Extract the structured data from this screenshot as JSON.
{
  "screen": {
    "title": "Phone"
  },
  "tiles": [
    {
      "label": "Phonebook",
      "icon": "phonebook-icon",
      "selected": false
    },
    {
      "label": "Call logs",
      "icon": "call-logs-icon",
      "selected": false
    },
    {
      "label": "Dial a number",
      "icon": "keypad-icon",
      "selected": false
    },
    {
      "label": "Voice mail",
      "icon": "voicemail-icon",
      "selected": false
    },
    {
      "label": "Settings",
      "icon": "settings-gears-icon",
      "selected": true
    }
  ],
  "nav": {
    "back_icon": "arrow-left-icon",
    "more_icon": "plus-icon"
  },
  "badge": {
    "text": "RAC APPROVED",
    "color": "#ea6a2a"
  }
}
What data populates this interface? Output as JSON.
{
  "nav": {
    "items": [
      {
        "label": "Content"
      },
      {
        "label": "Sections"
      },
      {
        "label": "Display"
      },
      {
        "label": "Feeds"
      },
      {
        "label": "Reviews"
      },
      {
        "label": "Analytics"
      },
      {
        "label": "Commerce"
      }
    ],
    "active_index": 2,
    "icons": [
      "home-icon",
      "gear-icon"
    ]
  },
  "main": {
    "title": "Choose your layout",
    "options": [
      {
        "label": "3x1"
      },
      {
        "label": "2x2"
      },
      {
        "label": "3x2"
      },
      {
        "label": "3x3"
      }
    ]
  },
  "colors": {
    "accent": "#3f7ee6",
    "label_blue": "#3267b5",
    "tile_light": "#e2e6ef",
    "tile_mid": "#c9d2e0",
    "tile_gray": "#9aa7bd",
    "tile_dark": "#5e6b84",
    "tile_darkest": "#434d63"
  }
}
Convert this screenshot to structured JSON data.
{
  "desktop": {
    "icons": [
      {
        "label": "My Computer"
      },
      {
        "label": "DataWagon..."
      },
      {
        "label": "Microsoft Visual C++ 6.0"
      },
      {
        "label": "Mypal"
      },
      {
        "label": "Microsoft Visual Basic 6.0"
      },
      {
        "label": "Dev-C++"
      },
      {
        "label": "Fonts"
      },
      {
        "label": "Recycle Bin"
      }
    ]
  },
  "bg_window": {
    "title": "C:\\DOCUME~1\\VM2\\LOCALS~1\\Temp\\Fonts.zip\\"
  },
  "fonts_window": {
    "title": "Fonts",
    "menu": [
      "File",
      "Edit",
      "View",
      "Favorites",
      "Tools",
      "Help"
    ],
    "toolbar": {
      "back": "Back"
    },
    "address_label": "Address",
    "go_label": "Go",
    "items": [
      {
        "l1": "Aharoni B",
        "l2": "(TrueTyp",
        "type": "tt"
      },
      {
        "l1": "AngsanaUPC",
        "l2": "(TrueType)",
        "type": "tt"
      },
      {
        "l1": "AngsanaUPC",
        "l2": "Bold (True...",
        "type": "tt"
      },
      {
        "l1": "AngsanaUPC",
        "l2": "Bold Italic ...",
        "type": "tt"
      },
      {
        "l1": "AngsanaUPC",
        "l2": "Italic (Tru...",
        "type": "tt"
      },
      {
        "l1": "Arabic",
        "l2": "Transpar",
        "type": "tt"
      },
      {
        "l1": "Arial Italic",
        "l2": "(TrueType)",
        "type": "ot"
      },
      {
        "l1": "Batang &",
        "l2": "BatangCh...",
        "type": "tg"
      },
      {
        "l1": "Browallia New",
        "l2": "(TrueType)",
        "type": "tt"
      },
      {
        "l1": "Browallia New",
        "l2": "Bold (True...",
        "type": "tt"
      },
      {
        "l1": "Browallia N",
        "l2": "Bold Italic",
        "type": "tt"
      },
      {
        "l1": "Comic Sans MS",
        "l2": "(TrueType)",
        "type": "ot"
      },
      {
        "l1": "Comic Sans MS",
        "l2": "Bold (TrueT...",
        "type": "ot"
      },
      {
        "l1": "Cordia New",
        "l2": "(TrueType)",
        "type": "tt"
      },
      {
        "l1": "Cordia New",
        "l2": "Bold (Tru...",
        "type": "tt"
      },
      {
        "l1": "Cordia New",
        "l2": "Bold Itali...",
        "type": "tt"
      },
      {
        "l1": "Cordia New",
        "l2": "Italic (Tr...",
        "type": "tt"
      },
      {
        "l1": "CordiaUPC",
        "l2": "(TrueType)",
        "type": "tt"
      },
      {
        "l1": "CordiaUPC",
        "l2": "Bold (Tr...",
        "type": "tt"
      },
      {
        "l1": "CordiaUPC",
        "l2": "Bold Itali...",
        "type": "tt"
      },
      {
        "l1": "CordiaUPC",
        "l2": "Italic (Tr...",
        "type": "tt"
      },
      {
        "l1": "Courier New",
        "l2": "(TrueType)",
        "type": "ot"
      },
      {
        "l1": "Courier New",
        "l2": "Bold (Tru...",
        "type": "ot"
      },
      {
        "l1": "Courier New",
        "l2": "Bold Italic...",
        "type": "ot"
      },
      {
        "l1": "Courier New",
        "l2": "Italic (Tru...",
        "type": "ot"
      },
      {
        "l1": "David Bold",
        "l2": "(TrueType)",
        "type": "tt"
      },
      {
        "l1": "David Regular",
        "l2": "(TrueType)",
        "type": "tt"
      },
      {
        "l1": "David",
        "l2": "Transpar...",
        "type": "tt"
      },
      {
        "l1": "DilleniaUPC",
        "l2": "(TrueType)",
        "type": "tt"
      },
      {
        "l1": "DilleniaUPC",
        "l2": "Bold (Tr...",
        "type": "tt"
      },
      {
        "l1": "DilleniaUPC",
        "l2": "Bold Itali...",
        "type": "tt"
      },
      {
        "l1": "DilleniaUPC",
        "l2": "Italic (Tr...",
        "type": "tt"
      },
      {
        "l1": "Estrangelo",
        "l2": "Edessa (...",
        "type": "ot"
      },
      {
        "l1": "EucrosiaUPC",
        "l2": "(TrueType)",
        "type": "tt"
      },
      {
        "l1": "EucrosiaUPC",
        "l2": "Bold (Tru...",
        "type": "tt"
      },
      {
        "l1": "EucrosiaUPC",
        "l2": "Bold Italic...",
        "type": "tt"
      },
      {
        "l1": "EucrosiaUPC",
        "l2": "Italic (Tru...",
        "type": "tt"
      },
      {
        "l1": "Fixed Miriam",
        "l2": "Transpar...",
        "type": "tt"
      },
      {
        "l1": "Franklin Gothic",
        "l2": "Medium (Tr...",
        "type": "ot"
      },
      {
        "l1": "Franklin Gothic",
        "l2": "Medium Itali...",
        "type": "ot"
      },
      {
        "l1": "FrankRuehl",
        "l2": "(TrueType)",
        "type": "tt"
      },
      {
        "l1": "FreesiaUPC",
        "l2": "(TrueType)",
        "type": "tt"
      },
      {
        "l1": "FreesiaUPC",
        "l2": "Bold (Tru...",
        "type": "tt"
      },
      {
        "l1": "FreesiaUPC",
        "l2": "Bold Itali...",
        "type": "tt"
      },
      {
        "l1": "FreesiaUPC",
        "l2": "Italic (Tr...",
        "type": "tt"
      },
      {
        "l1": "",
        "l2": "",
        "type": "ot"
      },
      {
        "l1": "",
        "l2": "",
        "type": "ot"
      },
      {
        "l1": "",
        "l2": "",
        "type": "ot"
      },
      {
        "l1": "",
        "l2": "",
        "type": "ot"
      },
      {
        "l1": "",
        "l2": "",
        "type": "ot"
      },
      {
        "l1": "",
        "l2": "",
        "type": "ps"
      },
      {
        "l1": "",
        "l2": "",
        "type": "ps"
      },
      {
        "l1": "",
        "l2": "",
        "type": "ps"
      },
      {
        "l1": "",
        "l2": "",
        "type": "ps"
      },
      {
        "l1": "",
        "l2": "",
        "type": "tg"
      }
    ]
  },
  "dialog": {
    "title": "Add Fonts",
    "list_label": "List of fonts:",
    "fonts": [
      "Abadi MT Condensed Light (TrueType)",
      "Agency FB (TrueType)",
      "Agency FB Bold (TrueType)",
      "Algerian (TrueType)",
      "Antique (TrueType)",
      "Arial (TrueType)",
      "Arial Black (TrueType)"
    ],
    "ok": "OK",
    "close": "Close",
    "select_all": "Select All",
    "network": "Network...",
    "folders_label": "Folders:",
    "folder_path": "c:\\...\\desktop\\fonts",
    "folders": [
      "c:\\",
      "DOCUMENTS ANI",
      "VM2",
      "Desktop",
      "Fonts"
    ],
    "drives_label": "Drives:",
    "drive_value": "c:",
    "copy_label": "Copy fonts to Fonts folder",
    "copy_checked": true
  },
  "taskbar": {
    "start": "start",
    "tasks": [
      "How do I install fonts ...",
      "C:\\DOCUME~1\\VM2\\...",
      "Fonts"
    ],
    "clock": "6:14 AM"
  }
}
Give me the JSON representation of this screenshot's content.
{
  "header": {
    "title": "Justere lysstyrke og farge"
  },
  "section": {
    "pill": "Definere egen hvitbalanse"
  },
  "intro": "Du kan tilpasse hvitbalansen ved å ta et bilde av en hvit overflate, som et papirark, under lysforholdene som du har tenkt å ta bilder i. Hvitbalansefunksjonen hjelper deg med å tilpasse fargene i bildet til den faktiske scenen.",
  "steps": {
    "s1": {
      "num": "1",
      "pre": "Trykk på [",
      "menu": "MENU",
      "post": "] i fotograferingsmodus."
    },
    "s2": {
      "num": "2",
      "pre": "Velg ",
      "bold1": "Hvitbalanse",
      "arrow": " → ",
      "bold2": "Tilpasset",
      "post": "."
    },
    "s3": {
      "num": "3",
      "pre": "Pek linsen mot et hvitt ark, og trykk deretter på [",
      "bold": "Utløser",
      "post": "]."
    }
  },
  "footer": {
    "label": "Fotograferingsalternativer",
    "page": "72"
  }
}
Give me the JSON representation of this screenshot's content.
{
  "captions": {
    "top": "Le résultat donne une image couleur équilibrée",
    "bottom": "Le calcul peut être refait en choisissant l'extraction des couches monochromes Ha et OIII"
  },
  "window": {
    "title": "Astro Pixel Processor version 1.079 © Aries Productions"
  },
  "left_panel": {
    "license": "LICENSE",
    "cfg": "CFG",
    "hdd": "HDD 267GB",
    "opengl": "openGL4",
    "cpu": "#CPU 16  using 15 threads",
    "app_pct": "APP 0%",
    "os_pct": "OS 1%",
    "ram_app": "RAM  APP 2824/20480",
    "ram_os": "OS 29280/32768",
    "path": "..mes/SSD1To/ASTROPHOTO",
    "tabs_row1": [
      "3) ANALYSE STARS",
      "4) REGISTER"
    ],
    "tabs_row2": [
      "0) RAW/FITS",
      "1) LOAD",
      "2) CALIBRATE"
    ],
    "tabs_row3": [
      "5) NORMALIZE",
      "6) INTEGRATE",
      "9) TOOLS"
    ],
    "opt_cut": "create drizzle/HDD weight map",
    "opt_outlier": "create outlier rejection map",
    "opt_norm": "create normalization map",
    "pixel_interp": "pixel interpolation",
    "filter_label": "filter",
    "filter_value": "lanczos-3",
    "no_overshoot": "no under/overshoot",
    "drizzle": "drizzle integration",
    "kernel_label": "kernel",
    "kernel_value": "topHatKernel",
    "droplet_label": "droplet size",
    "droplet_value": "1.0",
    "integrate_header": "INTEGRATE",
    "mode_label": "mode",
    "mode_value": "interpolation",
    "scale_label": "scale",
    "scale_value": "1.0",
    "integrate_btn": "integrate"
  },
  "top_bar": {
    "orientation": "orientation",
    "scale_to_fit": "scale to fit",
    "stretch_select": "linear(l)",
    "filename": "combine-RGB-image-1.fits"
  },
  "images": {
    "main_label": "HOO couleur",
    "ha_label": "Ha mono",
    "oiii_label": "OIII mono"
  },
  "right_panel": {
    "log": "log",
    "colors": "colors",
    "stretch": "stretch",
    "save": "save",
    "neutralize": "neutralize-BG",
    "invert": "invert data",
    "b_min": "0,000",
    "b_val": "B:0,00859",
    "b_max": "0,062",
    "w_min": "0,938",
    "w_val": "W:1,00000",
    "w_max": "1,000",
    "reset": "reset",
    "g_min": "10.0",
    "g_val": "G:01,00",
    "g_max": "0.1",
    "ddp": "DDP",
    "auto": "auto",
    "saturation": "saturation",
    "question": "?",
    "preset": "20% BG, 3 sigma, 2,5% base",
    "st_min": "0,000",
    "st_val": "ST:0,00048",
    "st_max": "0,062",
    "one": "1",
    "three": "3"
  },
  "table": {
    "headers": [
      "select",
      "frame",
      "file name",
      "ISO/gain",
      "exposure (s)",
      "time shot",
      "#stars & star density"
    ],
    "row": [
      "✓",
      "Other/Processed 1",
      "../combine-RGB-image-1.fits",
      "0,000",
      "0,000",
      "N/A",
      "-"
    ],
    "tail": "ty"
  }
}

* * * *

--- Brief ---
Where a line of the entries contains the word "Microsoft", copy that line.

--- Task response ---
        "label": "Microsoft Visual C++ 6.0"
        "label": "Microsoft Visual Basic 6.0"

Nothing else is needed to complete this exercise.